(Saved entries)
··········

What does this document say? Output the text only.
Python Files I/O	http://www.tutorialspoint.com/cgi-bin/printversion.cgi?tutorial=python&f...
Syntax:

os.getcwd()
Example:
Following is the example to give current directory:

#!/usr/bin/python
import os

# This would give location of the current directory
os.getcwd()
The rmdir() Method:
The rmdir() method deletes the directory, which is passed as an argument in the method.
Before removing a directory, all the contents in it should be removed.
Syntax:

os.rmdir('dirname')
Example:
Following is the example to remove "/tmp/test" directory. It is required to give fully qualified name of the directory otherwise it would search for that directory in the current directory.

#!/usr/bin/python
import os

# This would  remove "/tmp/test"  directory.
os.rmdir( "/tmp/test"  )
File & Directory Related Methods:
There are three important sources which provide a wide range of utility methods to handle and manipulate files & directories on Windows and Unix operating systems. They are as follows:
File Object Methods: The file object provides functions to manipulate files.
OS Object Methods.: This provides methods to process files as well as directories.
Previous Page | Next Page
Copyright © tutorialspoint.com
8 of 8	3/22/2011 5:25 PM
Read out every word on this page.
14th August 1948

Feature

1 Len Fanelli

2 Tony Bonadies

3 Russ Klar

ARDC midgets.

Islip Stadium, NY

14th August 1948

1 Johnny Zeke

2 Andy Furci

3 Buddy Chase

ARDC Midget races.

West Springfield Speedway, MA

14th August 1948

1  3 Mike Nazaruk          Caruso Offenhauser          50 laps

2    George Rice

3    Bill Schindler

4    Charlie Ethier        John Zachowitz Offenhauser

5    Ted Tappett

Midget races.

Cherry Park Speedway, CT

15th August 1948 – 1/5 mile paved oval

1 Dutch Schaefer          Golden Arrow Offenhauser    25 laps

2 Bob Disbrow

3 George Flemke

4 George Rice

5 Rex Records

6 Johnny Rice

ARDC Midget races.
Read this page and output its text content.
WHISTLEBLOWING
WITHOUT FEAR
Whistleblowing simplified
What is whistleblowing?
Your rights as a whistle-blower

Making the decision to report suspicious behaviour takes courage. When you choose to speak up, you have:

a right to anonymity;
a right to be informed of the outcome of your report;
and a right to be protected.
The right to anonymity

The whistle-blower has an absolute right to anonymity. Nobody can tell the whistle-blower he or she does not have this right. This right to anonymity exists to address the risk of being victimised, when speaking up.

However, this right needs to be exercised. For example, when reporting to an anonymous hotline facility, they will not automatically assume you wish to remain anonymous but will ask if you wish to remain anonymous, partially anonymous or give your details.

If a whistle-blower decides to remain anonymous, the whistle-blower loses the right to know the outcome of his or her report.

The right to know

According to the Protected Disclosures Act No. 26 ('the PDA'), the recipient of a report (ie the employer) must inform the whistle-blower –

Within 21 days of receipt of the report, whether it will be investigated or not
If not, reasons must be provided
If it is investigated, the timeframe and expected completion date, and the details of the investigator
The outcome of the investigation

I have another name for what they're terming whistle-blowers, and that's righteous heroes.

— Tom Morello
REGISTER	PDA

··········

◆ DIRECTIONS FOR THIS TASK
Display every line of the listing that contains the string "provides".

◆ THE ANSWER
File Object Methods: The file object provides functions to manipulate files.
OS Object Methods.: This provides methods to process files as well as directories.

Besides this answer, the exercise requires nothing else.